___ Provided text

What are your thoughts on saying “no” to or declining a request made by your boss, especially when they don’t respect your boundaries?
This happens all the time to my clients.
They speak excellent English, but what they don’t have yet is a way to stay composed when a senior boss or stakeholder gets loud, impatient, or vaguely threatening — and that gap costs them every time.
Here’s the pattern I see constantly with clients in senior roles at global life science companies:
Their boss (or a director, or difficult stakeholder) pushes harder, speaks louder, implies consequences.
(These are all things I help my clients with, click here if you want to learn more about how I can help you)
And in that moment, something in my client shrinks:
They freeze on what to say.
They feel inferior — not because they are inferior, but because loud volume and seniority from their counterparts get mistaken for correctness.
So they agree. Fast. Just to make the pressure stop and “maintain the peace”.
Then five minutes later, the regret sets in. They’ve taken on work that isn’t theirs.
They’ve agreed to a deadline they can’t hit. They’ve let someone else’s mood become their problem.
This isn’t a confidence issue you fix by “just being more confident.”
It’s a communication skill gap, and it’s learnable.
The fix isn’t aggression.
It’s strategy and composure with your words.
What I train clients to do is this:
Assertively communicate your boundaries.
You can be fully professional — even warm — while still holding a firm line.
The tool is boundary language: clear, calm statements of what you will and won’t accept, delivered without apology and without escalation.
That can sound like:
“I can take this on, but it means Project X will be delayed by a week — which would you like me to prioritize?”
“I agreed to deliver this by Friday based on the scope we discussed. If the scope has changed and you want me to take on new tasks, how does this affect the original plan and deadline we discussed?
“I want to do my best work, but if you require me to take on this extra load, different from our original plan, unless we adjust the deadlines, the work quality won’t be as good.”
Notice what that does. It doesn’t argue. It doesn’t cave. And it doesn’t accuse.
It simply puts the tradeoff back where it belongs — on the person making the demand — and it holds them accountable to what they actually said, not what their mood decided five minutes later.

______
___ Data section

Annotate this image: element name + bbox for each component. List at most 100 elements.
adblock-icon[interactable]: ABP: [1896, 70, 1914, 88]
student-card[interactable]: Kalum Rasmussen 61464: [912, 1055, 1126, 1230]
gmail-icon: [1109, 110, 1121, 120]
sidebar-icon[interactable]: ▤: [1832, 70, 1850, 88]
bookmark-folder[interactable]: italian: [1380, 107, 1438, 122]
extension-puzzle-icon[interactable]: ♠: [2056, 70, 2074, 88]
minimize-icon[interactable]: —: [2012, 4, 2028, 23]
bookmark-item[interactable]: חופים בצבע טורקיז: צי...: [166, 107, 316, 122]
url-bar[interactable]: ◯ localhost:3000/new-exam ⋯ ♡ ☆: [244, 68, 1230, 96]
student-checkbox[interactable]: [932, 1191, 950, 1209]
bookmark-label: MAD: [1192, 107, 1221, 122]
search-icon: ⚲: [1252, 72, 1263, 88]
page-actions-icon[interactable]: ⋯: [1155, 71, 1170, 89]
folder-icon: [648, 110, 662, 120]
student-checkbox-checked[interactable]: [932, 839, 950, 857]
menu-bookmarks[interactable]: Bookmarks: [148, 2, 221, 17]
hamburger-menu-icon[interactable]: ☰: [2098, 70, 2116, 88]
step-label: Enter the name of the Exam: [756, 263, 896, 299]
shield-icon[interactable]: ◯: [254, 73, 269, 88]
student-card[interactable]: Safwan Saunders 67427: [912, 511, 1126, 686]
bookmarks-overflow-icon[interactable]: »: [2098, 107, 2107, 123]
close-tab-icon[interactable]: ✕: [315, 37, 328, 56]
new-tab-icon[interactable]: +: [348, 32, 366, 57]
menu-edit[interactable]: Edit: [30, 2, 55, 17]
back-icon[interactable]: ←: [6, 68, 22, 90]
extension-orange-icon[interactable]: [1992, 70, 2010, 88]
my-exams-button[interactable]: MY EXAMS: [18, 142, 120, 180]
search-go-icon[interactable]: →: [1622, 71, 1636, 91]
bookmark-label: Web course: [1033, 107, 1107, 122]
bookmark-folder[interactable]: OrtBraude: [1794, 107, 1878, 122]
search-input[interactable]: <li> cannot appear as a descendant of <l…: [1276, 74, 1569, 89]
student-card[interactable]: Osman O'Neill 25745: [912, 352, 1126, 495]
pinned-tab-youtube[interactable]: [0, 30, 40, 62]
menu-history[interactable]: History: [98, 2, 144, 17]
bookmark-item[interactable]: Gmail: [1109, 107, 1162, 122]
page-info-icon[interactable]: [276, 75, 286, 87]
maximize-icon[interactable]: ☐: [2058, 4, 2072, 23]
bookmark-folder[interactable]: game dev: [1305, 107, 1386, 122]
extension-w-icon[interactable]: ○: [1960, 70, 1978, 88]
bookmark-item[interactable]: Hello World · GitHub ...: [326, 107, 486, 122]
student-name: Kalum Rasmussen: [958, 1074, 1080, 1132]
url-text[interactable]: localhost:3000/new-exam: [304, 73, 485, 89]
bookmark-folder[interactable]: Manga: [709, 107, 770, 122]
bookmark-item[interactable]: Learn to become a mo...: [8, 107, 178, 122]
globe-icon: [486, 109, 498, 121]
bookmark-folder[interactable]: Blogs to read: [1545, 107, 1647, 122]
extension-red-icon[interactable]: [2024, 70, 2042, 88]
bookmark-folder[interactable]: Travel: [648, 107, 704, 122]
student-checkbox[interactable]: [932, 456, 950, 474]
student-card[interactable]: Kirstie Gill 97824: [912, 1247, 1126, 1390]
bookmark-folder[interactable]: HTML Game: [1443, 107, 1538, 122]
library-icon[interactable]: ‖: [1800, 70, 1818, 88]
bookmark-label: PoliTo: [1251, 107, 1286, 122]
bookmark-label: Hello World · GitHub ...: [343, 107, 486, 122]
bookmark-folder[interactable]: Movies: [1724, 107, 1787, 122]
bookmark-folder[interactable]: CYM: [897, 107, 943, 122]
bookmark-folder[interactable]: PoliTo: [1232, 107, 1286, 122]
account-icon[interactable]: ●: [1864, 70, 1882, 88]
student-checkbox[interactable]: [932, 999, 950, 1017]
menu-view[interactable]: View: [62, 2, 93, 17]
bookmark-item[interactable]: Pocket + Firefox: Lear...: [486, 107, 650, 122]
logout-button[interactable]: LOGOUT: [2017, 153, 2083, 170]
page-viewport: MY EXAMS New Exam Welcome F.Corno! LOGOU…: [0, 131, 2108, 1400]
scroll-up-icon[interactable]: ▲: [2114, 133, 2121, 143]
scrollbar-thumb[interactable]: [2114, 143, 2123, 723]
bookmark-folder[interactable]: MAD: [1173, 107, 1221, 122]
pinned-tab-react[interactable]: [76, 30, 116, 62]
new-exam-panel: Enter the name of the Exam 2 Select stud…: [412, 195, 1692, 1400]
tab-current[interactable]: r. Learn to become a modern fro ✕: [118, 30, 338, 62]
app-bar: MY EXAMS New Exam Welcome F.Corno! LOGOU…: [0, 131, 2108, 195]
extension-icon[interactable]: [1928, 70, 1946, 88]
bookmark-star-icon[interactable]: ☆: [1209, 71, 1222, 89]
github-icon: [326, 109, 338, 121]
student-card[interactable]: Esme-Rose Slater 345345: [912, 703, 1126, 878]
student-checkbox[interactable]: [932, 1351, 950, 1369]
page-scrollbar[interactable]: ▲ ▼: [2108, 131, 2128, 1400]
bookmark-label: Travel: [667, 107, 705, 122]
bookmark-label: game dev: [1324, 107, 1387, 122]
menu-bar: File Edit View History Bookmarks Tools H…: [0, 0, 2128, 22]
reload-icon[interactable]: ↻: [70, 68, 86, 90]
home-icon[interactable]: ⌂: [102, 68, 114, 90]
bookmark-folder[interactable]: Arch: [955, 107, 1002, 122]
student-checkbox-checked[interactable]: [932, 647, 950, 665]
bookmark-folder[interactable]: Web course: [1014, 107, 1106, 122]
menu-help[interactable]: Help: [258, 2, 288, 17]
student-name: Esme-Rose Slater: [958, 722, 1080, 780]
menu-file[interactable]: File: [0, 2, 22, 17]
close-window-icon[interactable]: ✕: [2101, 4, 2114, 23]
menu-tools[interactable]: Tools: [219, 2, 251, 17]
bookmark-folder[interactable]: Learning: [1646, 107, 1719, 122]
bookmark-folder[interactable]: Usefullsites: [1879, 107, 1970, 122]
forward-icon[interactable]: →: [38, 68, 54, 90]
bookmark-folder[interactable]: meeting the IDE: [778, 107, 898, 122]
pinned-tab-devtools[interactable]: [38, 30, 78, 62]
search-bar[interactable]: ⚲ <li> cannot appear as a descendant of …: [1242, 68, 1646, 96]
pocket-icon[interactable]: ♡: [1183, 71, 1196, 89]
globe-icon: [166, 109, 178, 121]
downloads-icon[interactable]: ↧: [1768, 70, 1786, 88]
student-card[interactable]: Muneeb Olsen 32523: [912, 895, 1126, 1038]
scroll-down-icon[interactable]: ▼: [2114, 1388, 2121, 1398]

______

What to work on:
(a) Answer these about the text on declining a boss's request:
(i) In what kind of companies do the clients described hold senior roles?
(ii) What does the text say the fix is not?
(iii) What name does the text give to the tool it recommends?
(b) From the text on declining a boss's request, return the stretch from "So they agree." through "fix isn’t aggression.".
(c) Resume the text on declining a boss's request, picking up after its final sentence.

In response:
(a)
(i) Global life science companies.
(ii) Aggression.
(iii) Boundary language.

(b)
So they agree. Fast. Just to make the pressure stop and “maintain the peace”.
Then five minutes later, the regret sets in. They’ve taken on work that isn’t theirs.
They’ve agreed to a deadline they can’t hit. They’ve let someone else’s mood become their problem.
This isn’t a confidence issue you fix by “just being more confident.”
It’s a communication skill gap, and it’s learnable.
The fix isn’t aggression.

(c)
Bosses who change the rules on a whim rely on the fact that most people won’t name it out loud.
Naming it and calling them out, calmly and professionally, is the whole skill.
While many professionals fear that their boss will fire them the moment they are challenged, the reality is that in many cases, as my clients often discover,
The boss isn’t simply willing to fire an employee the moment disagreement arises.
Why? Because the cost of hiring and training a new employee, even now with AI and layoffs, is still one of the biggest headaches of so many companies that they don’t want to deal with.
That’s all part of your leverage as an employee, and you need to use that strategically.
This is exactly what my clients and I work on — not scripts to memorize, but a repeatable structure they can use for moments when pressure shows up, so the panic-freeze never gets the chance to take over.
Try this the next time it happens to you:
Before you agree to anything under pressure, pause and ask one question out loud:
“Can you help me understand what should come off my plate to make room for this?”
That single sentence (and the underlying strategy behind it) buys you time, signals you’re not rattled, and forces the other person to own the tradeoff instead of you silently absorbing it.
You don’t need to match their volume.
You just need to stay calm and cool, communicate assertively, and hold your counterparts, including your bosses, accountable for what they say.
You might be surprised how many bosses and leaders are more willing to work together with you when you do this.
My clients see it all the time.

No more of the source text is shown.